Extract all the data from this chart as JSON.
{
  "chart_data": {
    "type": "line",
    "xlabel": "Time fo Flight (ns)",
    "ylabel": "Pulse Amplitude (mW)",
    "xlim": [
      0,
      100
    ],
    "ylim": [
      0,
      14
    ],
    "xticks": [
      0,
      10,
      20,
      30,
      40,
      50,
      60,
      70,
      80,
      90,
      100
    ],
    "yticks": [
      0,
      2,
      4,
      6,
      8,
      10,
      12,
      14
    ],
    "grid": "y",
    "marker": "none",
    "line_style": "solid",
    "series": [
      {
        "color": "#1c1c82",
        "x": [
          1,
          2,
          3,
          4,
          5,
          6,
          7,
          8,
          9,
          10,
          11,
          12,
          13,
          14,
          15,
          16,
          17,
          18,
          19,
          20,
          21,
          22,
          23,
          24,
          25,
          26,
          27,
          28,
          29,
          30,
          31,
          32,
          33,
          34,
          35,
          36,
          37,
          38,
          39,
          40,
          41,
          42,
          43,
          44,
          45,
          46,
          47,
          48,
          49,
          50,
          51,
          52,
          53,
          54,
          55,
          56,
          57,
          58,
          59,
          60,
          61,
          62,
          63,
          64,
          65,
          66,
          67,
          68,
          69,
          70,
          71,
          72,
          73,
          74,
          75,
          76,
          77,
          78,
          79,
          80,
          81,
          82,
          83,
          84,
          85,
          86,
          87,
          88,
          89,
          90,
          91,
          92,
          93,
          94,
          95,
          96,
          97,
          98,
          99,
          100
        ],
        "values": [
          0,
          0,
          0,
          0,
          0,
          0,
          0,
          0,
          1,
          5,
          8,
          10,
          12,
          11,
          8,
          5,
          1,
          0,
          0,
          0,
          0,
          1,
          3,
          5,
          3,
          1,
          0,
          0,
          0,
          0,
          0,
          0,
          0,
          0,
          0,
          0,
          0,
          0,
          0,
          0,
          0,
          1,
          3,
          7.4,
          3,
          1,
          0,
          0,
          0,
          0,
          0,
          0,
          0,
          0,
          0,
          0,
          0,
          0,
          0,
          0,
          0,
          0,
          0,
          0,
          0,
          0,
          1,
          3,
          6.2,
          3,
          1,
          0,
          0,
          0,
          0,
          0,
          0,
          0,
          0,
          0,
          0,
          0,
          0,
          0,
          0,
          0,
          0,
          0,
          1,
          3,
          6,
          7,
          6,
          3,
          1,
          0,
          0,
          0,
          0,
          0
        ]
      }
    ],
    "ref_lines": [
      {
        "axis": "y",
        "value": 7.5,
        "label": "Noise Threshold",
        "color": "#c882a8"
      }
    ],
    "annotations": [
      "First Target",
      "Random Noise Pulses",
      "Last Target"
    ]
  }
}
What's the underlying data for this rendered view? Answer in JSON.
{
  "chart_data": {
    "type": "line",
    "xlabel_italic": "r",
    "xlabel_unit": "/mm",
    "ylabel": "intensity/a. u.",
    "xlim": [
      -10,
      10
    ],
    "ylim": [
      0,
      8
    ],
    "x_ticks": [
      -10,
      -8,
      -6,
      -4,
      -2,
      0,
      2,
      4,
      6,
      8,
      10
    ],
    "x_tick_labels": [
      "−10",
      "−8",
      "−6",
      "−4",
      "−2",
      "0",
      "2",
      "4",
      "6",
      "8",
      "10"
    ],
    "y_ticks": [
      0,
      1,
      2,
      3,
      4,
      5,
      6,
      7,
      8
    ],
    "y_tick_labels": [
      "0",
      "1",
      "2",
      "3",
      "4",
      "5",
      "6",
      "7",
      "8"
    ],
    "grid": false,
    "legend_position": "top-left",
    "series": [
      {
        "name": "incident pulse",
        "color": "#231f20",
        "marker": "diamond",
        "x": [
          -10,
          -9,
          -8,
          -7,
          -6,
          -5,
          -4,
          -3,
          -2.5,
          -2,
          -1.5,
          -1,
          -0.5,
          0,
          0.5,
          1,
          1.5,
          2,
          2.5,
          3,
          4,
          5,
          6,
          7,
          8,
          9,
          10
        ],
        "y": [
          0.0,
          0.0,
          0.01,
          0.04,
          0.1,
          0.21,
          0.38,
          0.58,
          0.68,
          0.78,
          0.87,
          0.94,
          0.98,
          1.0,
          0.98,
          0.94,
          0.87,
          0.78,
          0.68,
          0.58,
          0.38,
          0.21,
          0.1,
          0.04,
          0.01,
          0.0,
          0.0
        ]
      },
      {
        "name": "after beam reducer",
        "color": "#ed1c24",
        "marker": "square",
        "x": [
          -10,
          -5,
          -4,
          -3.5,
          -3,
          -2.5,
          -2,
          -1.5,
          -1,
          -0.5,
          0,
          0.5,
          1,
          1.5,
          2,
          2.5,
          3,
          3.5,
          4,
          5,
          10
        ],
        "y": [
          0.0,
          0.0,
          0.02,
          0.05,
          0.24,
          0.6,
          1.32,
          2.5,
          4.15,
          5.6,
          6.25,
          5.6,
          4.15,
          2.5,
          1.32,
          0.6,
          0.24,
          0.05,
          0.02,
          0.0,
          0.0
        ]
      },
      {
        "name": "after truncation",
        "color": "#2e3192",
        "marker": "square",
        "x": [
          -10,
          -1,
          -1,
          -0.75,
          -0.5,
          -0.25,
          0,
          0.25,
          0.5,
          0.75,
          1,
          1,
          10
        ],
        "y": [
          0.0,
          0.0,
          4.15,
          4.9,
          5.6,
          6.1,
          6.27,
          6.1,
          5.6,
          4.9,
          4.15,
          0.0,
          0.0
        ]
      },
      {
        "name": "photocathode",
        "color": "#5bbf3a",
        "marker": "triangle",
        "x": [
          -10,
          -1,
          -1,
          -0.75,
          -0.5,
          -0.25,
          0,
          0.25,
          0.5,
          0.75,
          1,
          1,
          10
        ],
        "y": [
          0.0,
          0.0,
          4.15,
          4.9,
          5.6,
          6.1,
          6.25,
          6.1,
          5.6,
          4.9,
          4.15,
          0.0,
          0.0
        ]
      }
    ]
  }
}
============================================================
* Task instructions: Each record should come back exactly as written.

* Right answer:
Extract all the data from this chart as JSON.
{
  "chart_data": {
    "type": "line",
    "xlabel": "Time fo Flight (ns)",
    "ylabel": "Pulse Amplitude (mW)",
    "xlim": [
      0,
      100
    ],
    "ylim": [
      0,
      14
    ],
    "xticks": [
      0,
      10,
      20,
      30,
      40,
      50,
      60,
      70,
      80,
      90,
      100
    ],
    "yticks": [
      0,
      2,
      4,
      6,
      8,
      10,
      12,
      14
    ],
    "grid": "y",
    "marker": "none",
    "line_style": "solid",
    "series": [
      {
        "color": "#1c1c82",
        "x": [
          1,
          2,
          3,
          4,
          5,
          6,
          7,
          8,
          9,
          10,
          11,
          12,
          13,
          14,
          15,
          16,
          17,
          18,
          19,
          20,
          21,
          22,
          23,
          24,
          25,
          26,
          27,
          28,
          29,
          30,
          31,
          32,
          33,
          34,
          35,
          36,
          37,
          38,
          39,
          40,
          41,
          42,
          43,
          44,
          45,
          46,
          47,
          48,
          49,
          50,
          51,
          52,
          53,
          54,
          55,
          56,
          57,
          58,
          59,
          60,
          61,
          62,
          63,
          64,
          65,
          66,
          67,
          68,
          69,
          70,
          71,
          72,
          73,
          74,
          75,
          76,
          77,
          78,
          79,
          80,
          81,
          82,
          83,
          84,
          85,
          86,
          87,
          88,
          89,
          90,
          91,
          92,
          93,
          94,
          95,
          96,
          97,
          98,
          99,
          100
        ],
        "values": [
          0,
          0,
          0,
          0,
          0,
          0,
          0,
          0,
          1,
          5,
          8,
          10,
          12,
          11,
          8,
          5,
          1,
          0,
          0,
          0,
          0,
          1,
          3,
          5,
          3,
          1,
          0,
          0,
          0,
          0,
          0,
          0,
          0,
          0,
          0,
          0,
          0,
          0,
          0,
          0,
          0,
          1,
          3,
          7.4,
          3,
          1,
          0,
          0,
          0,
          0,
          0,
          0,
          0,
          0,
          0,
          0,
          0,
          0,
          0,
          0,
          0,
          0,
          0,
          0,
          0,
          0,
          1,
          3,
          6.2,
          3,
          1,
          0,
          0,
          0,
          0,
          0,
          0,
          0,
          0,
          0,
          0,
          0,
          0,
          0,
          0,
          0,
          0,
          0,
          1,
          3,
          6,
          7,
          6,
          3,
          1,
          0,
          0,
          0,
          0,
          0
        ]
      }
    ],
    "ref_lines": [
      {
        "axis": "y",
        "value": 7.5,
        "label": "Noise Threshold",
        "color": "#c882a8"
      }
    ],
    "annotations": [
      "First Target",
      "Random Noise Pulses",
      "Last Target"
    ]
  }
}
What's the underlying data for this rendered view? Answer in JSON.
{
  "chart_data": {
    "type": "line",
    "xlabel_italic": "r",
    "xlabel_unit": "/mm",
    "ylabel": "intensity/a. u.",
    "xlim": [
      -10,
      10
    ],
    "ylim": [
      0,
      8
    ],
    "x_ticks": [
      -10,
      -8,
      -6,
      -4,
      -2,
      0,
      2,
      4,
      6,
      8,
      10
    ],
    "x_tick_labels": [
      "−10",
      "−8",
      "−6",
      "−4",
      "−2",
      "0",
      "2",
      "4",
      "6",
      "8",
      "10"
    ],
    "y_ticks": [
      0,
      1,
      2,
      3,
      4,
      5,
      6,
      7,
      8
    ],
    "y_tick_labels": [
      "0",
      "1",
      "2",
      "3",
      "4",
      "5",
      "6",
      "7",
      "8"
    ],
    "grid": false,
    "legend_position": "top-left",
    "series": [
      {
        "name": "incident pulse",
        "color": "#231f20",
        "marker": "diamond",
        "x": [
          -10,
          -9,
          -8,
          -7,
          -6,
          -5,
          -4,
          -3,
          -2.5,
          -2,
          -1.5,
          -1,
          -0.5,
          0,
          0.5,
          1,
          1.5,
          2,
          2.5,
          3,
          4,
          5,
          6,
          7,
          8,
          9,
          10
        ],
        "y": [
          0.0,
          0.0,
          0.01,
          0.04,
          0.1,
          0.21,
          0.38,
          0.58,
          0.68,
          0.78,
          0.87,
          0.94,
          0.98,
          1.0,
          0.98,
          0.94,
          0.87,
          0.78,
          0.68,
          0.58,
          0.38,
          0.21,
          0.1,
          0.04,
          0.01,
          0.0,
          0.0
        ]
      },
      {
        "name": "after beam reducer",
        "color": "#ed1c24",
        "marker": "square",
        "x": [
          -10,
          -5,
          -4,
          -3.5,
          -3,
          -2.5,
          -2,
          -1.5,
          -1,
          -0.5,
          0,
          0.5,
          1,
          1.5,
          2,
          2.5,
          3,
          3.5,
          4,
          5,
          10
        ],
        "y": [
          0.0,
          0.0,
          0.02,
          0.05,
          0.24,
          0.6,
          1.32,
          2.5,
          4.15,
          5.6,
          6.25,
          5.6,
          4.15,
          2.5,
          1.32,
          0.6,
          0.24,
          0.05,
          0.02,
          0.0,
          0.0
        ]
      },
      {
        "name": "after truncation",
        "color": "#2e3192",
        "marker": "square",
        "x": [
          -10,
          -1,
          -1,
          -0.75,
          -0.5,
          -0.25,
          0,
          0.25,
          0.5,
          0.75,
          1,
          1,
          10
        ],
        "y": [
          0.0,
          0.0,
          4.15,
          4.9,
          5.6,
          6.1,
          6.27,
          6.1,
          5.6,
          4.9,
          4.15,
          0.0,
          0.0
        ]
      },
      {
        "name": "photocathode",
        "color": "#5bbf3a",
        "marker": "triangle",
        "x": [
          -10,
          -1,
          -1,
          -0.75,
          -0.5,
          -0.25,
          0,
          0.25,
          0.5,
          0.75,
          1,
          1,
          10
        ],
        "y": [
          0.0,
          0.0,
          4.15,
          4.9,
          5.6,
          6.1,
          6.25,
          6.1,
          5.6,
          4.9,
          4.15,
          0.0,
          0.0
        ]
      }
    ]
  }
}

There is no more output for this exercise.